### WORK TO COMPLETE
Quote all lines below exactly. Images stay out.
··· LISTED ENTRIES ···
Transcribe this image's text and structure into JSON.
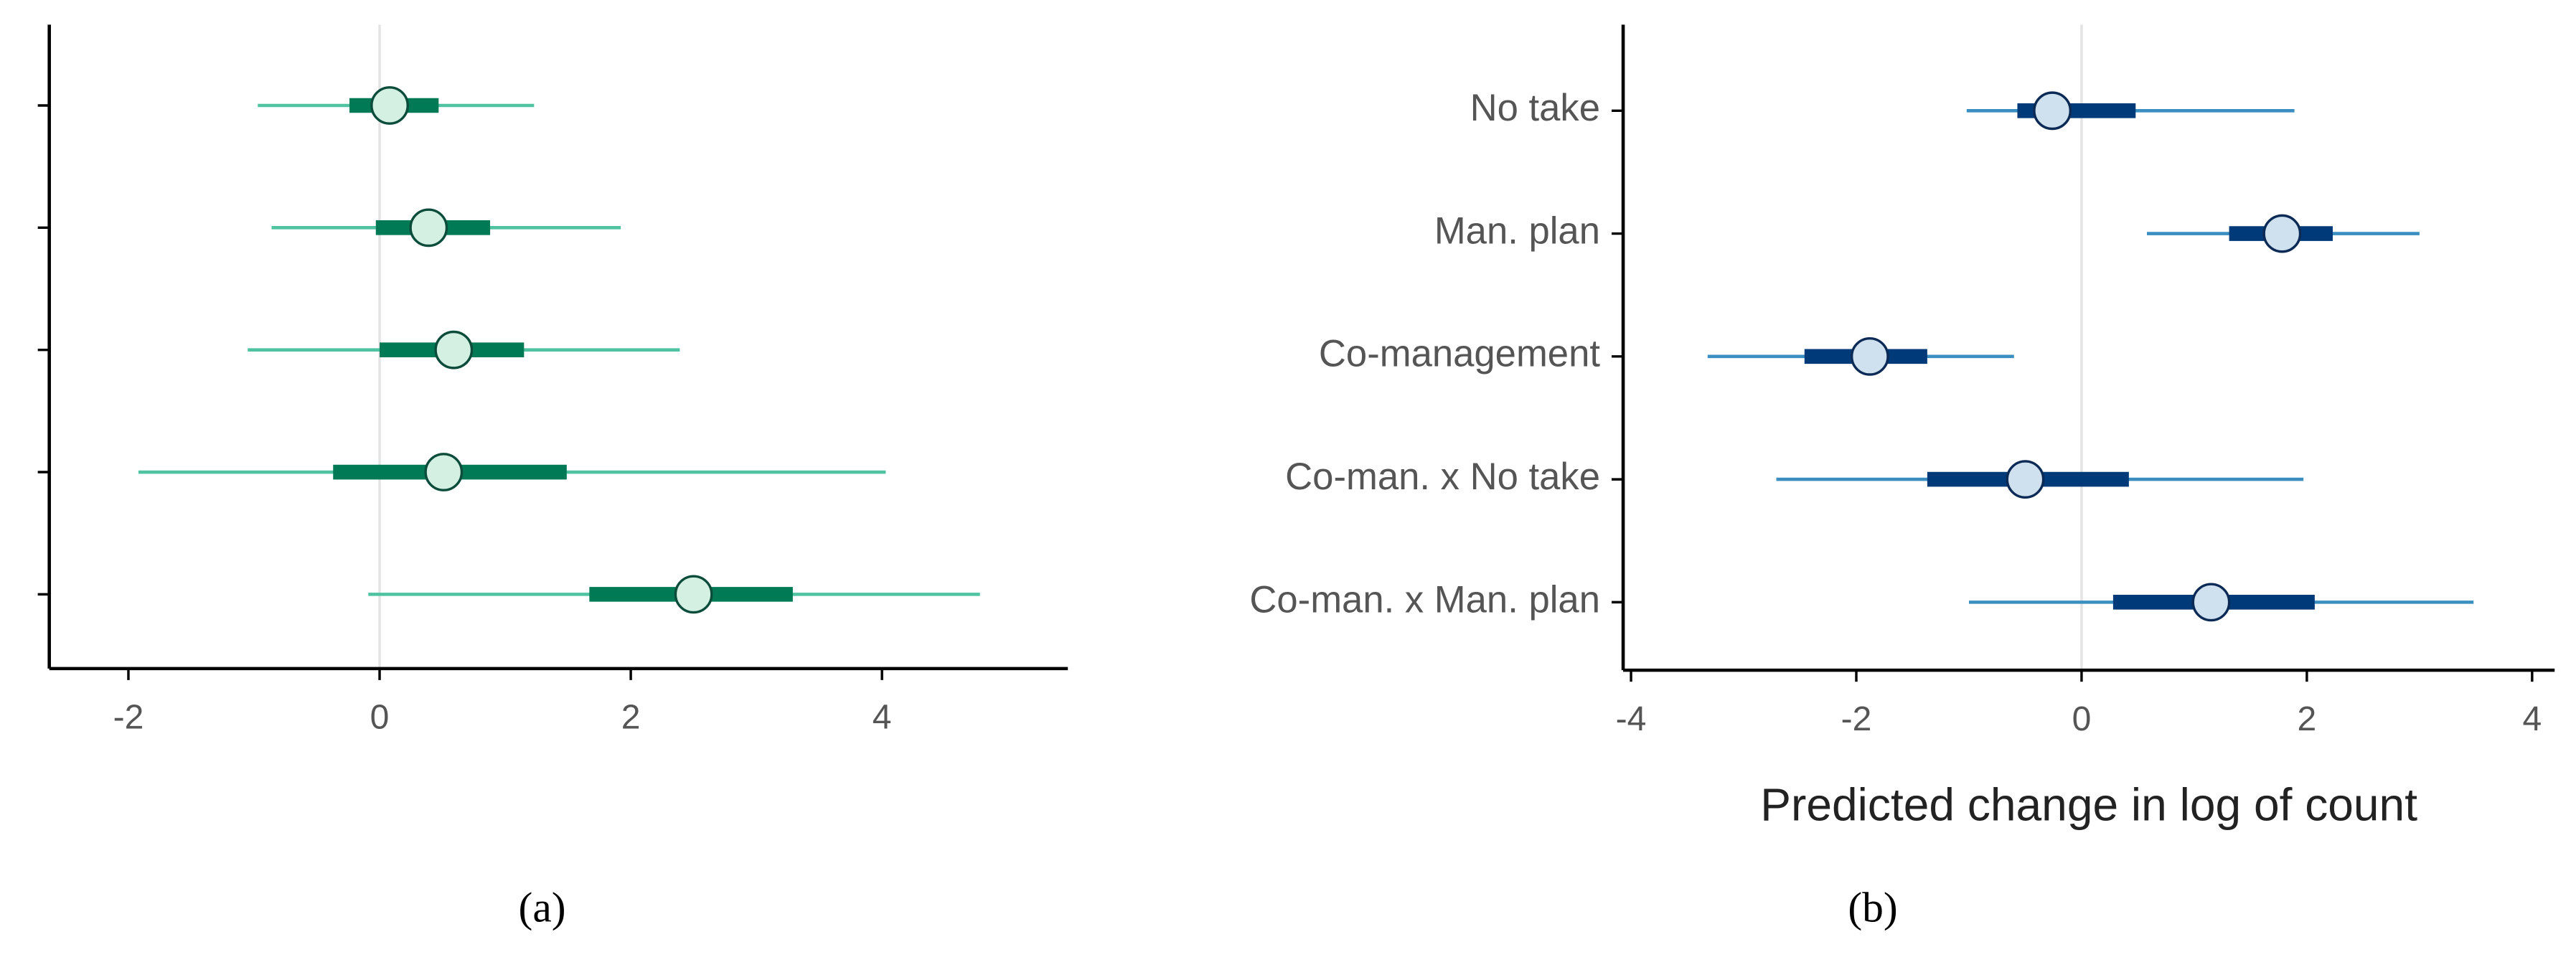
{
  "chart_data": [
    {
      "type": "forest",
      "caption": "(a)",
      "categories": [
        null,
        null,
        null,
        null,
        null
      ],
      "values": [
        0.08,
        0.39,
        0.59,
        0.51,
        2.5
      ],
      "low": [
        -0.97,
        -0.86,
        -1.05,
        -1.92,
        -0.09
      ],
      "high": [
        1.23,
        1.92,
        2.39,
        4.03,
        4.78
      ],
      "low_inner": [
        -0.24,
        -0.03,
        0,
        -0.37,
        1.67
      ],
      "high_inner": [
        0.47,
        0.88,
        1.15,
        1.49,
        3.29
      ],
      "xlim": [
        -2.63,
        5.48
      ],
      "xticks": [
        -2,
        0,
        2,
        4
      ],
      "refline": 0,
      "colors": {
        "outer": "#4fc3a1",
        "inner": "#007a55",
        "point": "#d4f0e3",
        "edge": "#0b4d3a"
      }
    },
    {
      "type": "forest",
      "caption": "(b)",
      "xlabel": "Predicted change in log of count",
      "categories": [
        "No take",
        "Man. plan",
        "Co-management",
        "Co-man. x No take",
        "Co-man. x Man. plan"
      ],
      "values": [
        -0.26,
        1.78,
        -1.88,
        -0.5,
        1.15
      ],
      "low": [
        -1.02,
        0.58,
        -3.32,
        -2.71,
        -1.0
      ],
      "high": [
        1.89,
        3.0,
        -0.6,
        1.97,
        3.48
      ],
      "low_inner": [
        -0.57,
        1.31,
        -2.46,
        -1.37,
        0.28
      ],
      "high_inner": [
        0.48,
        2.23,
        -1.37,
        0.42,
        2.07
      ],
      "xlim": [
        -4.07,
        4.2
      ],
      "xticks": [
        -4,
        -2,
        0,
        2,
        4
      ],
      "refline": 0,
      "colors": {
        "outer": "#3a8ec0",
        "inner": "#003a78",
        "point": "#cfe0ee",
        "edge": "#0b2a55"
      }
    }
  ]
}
···
### RESPONSE TO THE TASK
Transcribe this image's text and structure into JSON.
{
  "chart_data": [
    {
      "type": "forest",
      "caption": "(a)",
      "categories": [
        null,
        null,
        null,
        null,
        null
      ],
      "values": [
        0.08,
        0.39,
        0.59,
        0.51,
        2.5
      ],
      "low": [
        -0.97,
        -0.86,
        -1.05,
        -1.92,
        -0.09
      ],
      "high": [
        1.23,
        1.92,
        2.39,
        4.03,
        4.78
      ],
      "low_inner": [
        -0.24,
        -0.03,
        0,
        -0.37,
        1.67
      ],
      "high_inner": [
        0.47,
        0.88,
        1.15,
        1.49,
        3.29
      ],
      "xlim": [
        -2.63,
        5.48
      ],
      "xticks": [
        -2,
        0,
        2,
        4
      ],
      "refline": 0,
      "colors": {
        "outer": "#4fc3a1",
        "inner": "#007a55",
        "point": "#d4f0e3",
        "edge": "#0b4d3a"
      }
    },
    {
      "type": "forest",
      "caption": "(b)",
      "xlabel": "Predicted change in log of count",
      "categories": [
        "No take",
        "Man. plan",
        "Co-management",
        "Co-man. x No take",
        "Co-man. x Man. plan"
      ],
      "values": [
        -0.26,
        1.78,
        -1.88,
        -0.5,
        1.15
      ],
      "low": [
        -1.02,
        0.58,
        -3.32,
        -2.71,
        -1.0
      ],
      "high": [
        1.89,
        3.0,
        -0.6,
        1.97,
        3.48
      ],
      "low_inner": [
        -0.57,
        1.31,
        -2.46,
        -1.37,
        0.28
      ],
      "high_inner": [
        0.48,
        2.23,
        -1.37,
        0.42,
        2.07
      ],
      "xlim": [
        -4.07,
        4.2
      ],
      "xticks": [
        -4,
        -2,
        0,
        2,
        4
      ],
      "refline": 0,
      "colors": {
        "outer": "#3a8ec0",
        "inner": "#003a78",
        "point": "#cfe0ee",
        "edge": "#0b2a55"
      }
    }
  ]
}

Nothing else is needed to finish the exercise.